Filter the data for lines with the word "type", then copy every line so identified.

= Data to use =
>>>>

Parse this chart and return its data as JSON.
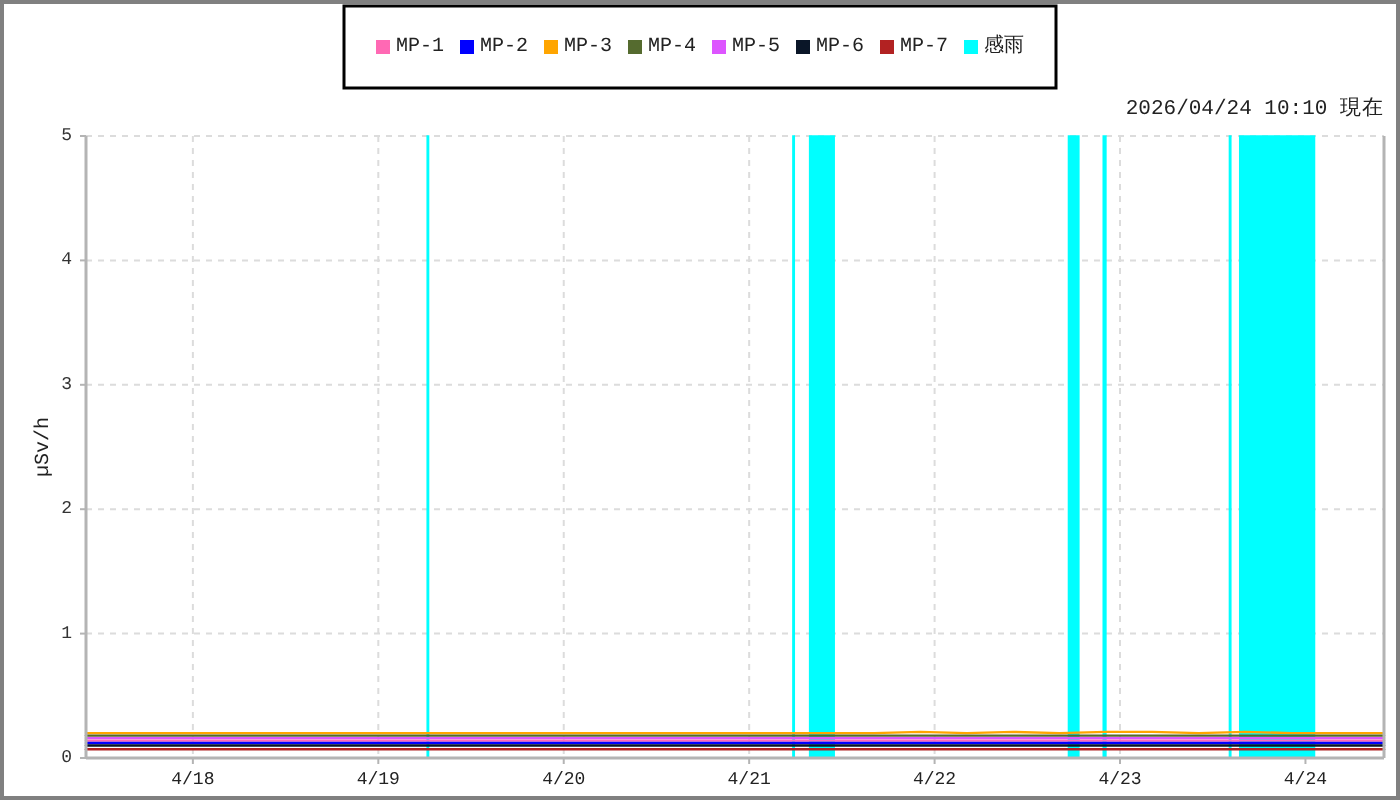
{
  "chart_data": {
    "type": "line",
    "subtitle": "2026/04/24 10:10 現在",
    "ylabel": "µSv/h",
    "xlim": [
      "2026-04-17T10:10",
      "2026-04-24T10:10"
    ],
    "xticks": [
      {
        "value": "2026-04-18",
        "label": "4/18"
      },
      {
        "value": "2026-04-19",
        "label": "4/19"
      },
      {
        "value": "2026-04-20",
        "label": "4/20"
      },
      {
        "value": "2026-04-21",
        "label": "4/21"
      },
      {
        "value": "2026-04-22",
        "label": "4/22"
      },
      {
        "value": "2026-04-23",
        "label": "4/23"
      },
      {
        "value": "2026-04-24",
        "label": "4/24"
      }
    ],
    "ylim": [
      0,
      5
    ],
    "yticks": [
      0,
      1,
      2,
      3,
      4,
      5
    ],
    "grid": true,
    "legend": "top",
    "x": [
      "2026-04-17T10:10",
      "2026-04-17T16:10",
      "2026-04-17T22:10",
      "2026-04-18T04:10",
      "2026-04-18T10:10",
      "2026-04-18T16:10",
      "2026-04-18T22:10",
      "2026-04-19T04:10",
      "2026-04-19T10:10",
      "2026-04-19T16:10",
      "2026-04-19T22:10",
      "2026-04-20T04:10",
      "2026-04-20T10:10",
      "2026-04-20T16:10",
      "2026-04-20T22:10",
      "2026-04-21T04:10",
      "2026-04-21T10:10",
      "2026-04-21T16:10",
      "2026-04-21T22:10",
      "2026-04-22T04:10",
      "2026-04-22T10:10",
      "2026-04-22T16:10",
      "2026-04-22T22:10",
      "2026-04-23T04:10",
      "2026-04-23T10:10",
      "2026-04-23T16:10",
      "2026-04-23T22:10",
      "2026-04-24T04:10",
      "2026-04-24T10:10"
    ],
    "series": [
      {
        "name": "MP-1",
        "color": "#ff69b4",
        "values": [
          0.14,
          0.14,
          0.14,
          0.14,
          0.14,
          0.14,
          0.14,
          0.14,
          0.14,
          0.14,
          0.14,
          0.14,
          0.14,
          0.14,
          0.14,
          0.14,
          0.14,
          0.14,
          0.14,
          0.14,
          0.14,
          0.14,
          0.14,
          0.14,
          0.14,
          0.14,
          0.14,
          0.14,
          0.14
        ]
      },
      {
        "name": "MP-2",
        "color": "#0000ff",
        "values": [
          0.12,
          0.12,
          0.12,
          0.12,
          0.12,
          0.12,
          0.12,
          0.12,
          0.12,
          0.12,
          0.12,
          0.12,
          0.12,
          0.12,
          0.12,
          0.12,
          0.12,
          0.12,
          0.12,
          0.12,
          0.12,
          0.12,
          0.12,
          0.12,
          0.12,
          0.12,
          0.12,
          0.12,
          0.12
        ]
      },
      {
        "name": "MP-3",
        "color": "#ffa500",
        "values": [
          0.2,
          0.2,
          0.2,
          0.2,
          0.2,
          0.2,
          0.2,
          0.2,
          0.2,
          0.2,
          0.2,
          0.2,
          0.2,
          0.2,
          0.2,
          0.2,
          0.2,
          0.2,
          0.21,
          0.2,
          0.21,
          0.2,
          0.21,
          0.21,
          0.2,
          0.21,
          0.2,
          0.2,
          0.2
        ]
      },
      {
        "name": "MP-4",
        "color": "#556b2f",
        "values": [
          0.18,
          0.18,
          0.18,
          0.18,
          0.18,
          0.18,
          0.18,
          0.18,
          0.18,
          0.18,
          0.18,
          0.18,
          0.18,
          0.18,
          0.18,
          0.18,
          0.18,
          0.18,
          0.18,
          0.18,
          0.18,
          0.18,
          0.18,
          0.18,
          0.18,
          0.18,
          0.18,
          0.18,
          0.18
        ]
      },
      {
        "name": "MP-5",
        "color": "#dd55ff",
        "values": [
          0.16,
          0.16,
          0.16,
          0.16,
          0.16,
          0.16,
          0.16,
          0.16,
          0.16,
          0.16,
          0.16,
          0.16,
          0.16,
          0.16,
          0.16,
          0.16,
          0.16,
          0.16,
          0.16,
          0.16,
          0.16,
          0.16,
          0.16,
          0.16,
          0.16,
          0.16,
          0.16,
          0.16,
          0.16
        ]
      },
      {
        "name": "MP-6",
        "color": "#0a1628",
        "values": [
          0.1,
          0.1,
          0.1,
          0.1,
          0.1,
          0.1,
          0.1,
          0.1,
          0.1,
          0.1,
          0.1,
          0.1,
          0.1,
          0.1,
          0.1,
          0.1,
          0.1,
          0.1,
          0.1,
          0.1,
          0.1,
          0.1,
          0.1,
          0.1,
          0.1,
          0.1,
          0.1,
          0.1,
          0.1
        ]
      },
      {
        "name": "MP-7",
        "color": "#b22222",
        "values": [
          0.07,
          0.07,
          0.07,
          0.07,
          0.07,
          0.07,
          0.07,
          0.07,
          0.07,
          0.07,
          0.07,
          0.07,
          0.07,
          0.07,
          0.07,
          0.07,
          0.07,
          0.07,
          0.07,
          0.07,
          0.07,
          0.07,
          0.07,
          0.07,
          0.07,
          0.07,
          0.07,
          0.07,
          0.07
        ]
      },
      {
        "name": "感雨",
        "type": "area",
        "color": "#00ffff",
        "x": [
          "2026-04-17T10:10",
          "2026-04-19T06:20",
          "2026-04-19T06:20",
          "2026-04-19T06:30",
          "2026-04-19T06:30",
          "2026-04-21T05:40",
          "2026-04-21T05:40",
          "2026-04-21T05:50",
          "2026-04-21T05:50",
          "2026-04-21T07:50",
          "2026-04-21T07:50",
          "2026-04-21T11:00",
          "2026-04-21T11:00",
          "2026-04-22T17:20",
          "2026-04-22T17:20",
          "2026-04-22T18:40",
          "2026-04-22T18:40",
          "2026-04-22T21:50",
          "2026-04-22T21:50",
          "2026-04-22T22:10",
          "2026-04-22T22:10",
          "2026-04-23T14:10",
          "2026-04-23T14:10",
          "2026-04-23T14:20",
          "2026-04-23T14:20",
          "2026-04-23T15:30",
          "2026-04-23T15:30",
          "2026-04-24T01:10",
          "2026-04-24T01:10",
          "2026-04-24T10:10"
        ],
        "values": [
          0,
          0,
          5,
          5,
          0,
          0,
          5,
          5,
          0,
          0,
          5,
          5,
          0,
          0,
          5,
          5,
          0,
          0,
          5,
          5,
          0,
          0,
          5,
          5,
          0,
          0,
          5,
          5,
          0,
          0
        ]
      }
    ]
  }
}
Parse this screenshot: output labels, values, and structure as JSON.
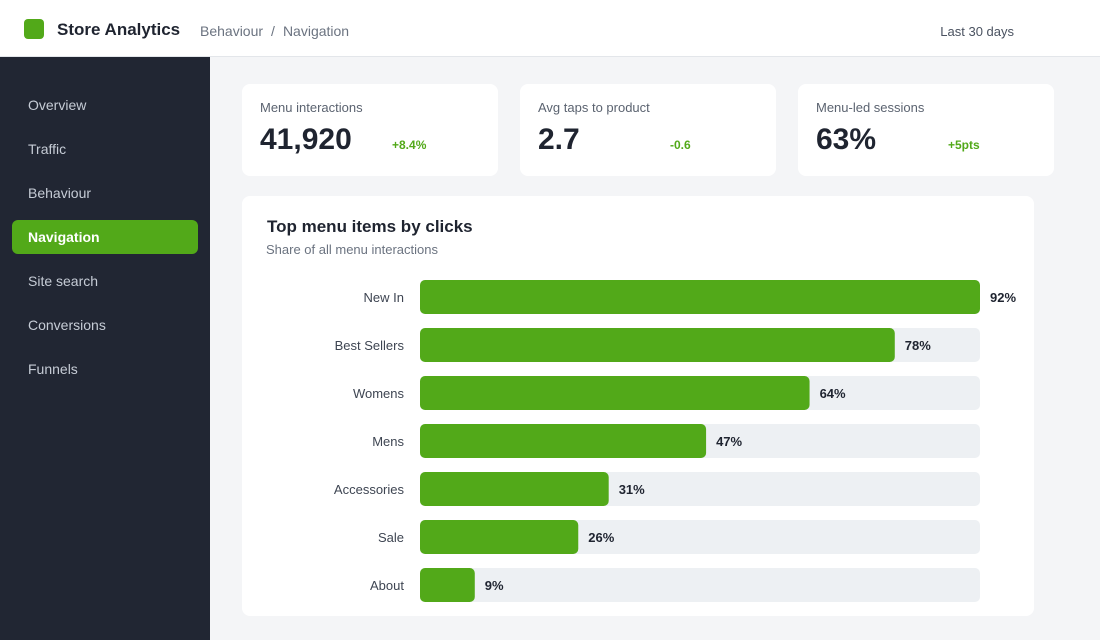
{
  "header": {
    "app_title": "Store Analytics",
    "breadcrumb": [
      "Behaviour",
      "/",
      "Navigation"
    ],
    "date_range": "Last 30 days"
  },
  "colors": {
    "accent": "#52a919",
    "sidebar_bg": "#212633",
    "track": "#edf0f3",
    "delta_positive": "#52a919"
  },
  "sidebar": {
    "items": [
      {
        "label": "Overview",
        "active": false
      },
      {
        "label": "Traffic",
        "active": false
      },
      {
        "label": "Behaviour",
        "active": false
      },
      {
        "label": "Navigation",
        "active": true
      },
      {
        "label": "Site search",
        "active": false
      },
      {
        "label": "Conversions",
        "active": false
      },
      {
        "label": "Funnels",
        "active": false
      }
    ]
  },
  "kpis": [
    {
      "label": "Menu interactions",
      "value": "41,920",
      "delta": "+8.4%"
    },
    {
      "label": "Avg taps to product",
      "value": "2.7",
      "delta": "-0.6"
    },
    {
      "label": "Menu-led sessions",
      "value": "63%",
      "delta": "+5pts"
    }
  ],
  "chart": {
    "title": "Top menu items by clicks",
    "subtitle": "Share of all menu interactions"
  },
  "chart_data": {
    "type": "bar",
    "orientation": "horizontal",
    "title": "Top menu items by clicks",
    "subtitle": "Share of all menu interactions",
    "categories": [
      "New In",
      "Best Sellers",
      "Womens",
      "Mens",
      "Accessories",
      "Sale",
      "About"
    ],
    "values": [
      92,
      78,
      64,
      47,
      31,
      26,
      9
    ],
    "value_labels": [
      "92%",
      "78%",
      "64%",
      "47%",
      "31%",
      "26%",
      "9%"
    ],
    "xlim": [
      0,
      92
    ],
    "grid": false,
    "legend": "none"
  }
}
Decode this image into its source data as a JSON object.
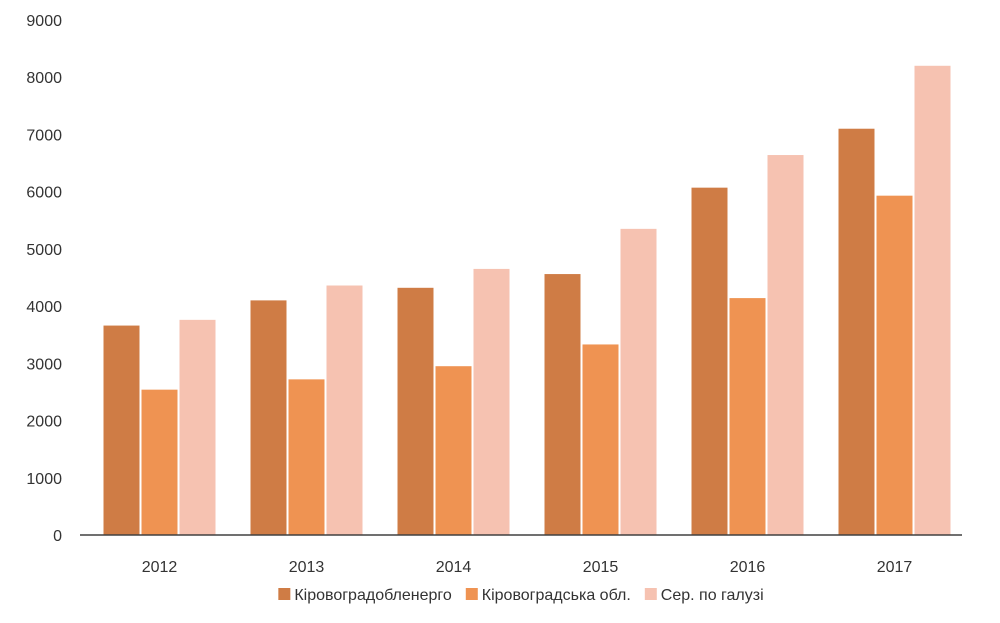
{
  "chart_data": {
    "type": "bar",
    "categories": [
      "2012",
      "2013",
      "2014",
      "2015",
      "2016",
      "2017"
    ],
    "series": [
      {
        "name": "Кіровоградобленерго",
        "color": "#CF7C45",
        "values": [
          3660,
          4100,
          4320,
          4560,
          6070,
          7100
        ]
      },
      {
        "name": "Кіровоградська обл.",
        "color": "#EF9352",
        "values": [
          2540,
          2720,
          2950,
          3330,
          4140,
          5930
        ]
      },
      {
        "name": "Сер. по галузі",
        "color": "#F6C2B1",
        "values": [
          3760,
          4360,
          4650,
          5350,
          6640,
          8200
        ]
      }
    ],
    "y_ticks": [
      "0",
      "1000",
      "2000",
      "3000",
      "4000",
      "5000",
      "6000",
      "7000",
      "8000",
      "9000"
    ],
    "ylim": [
      0,
      9000
    ],
    "grid": false,
    "legend_position": "bottom"
  }
}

<<<<

= Problem solution =
    "type": "line",
        "type": "area",
    "type": "bar",
    "type": "bar",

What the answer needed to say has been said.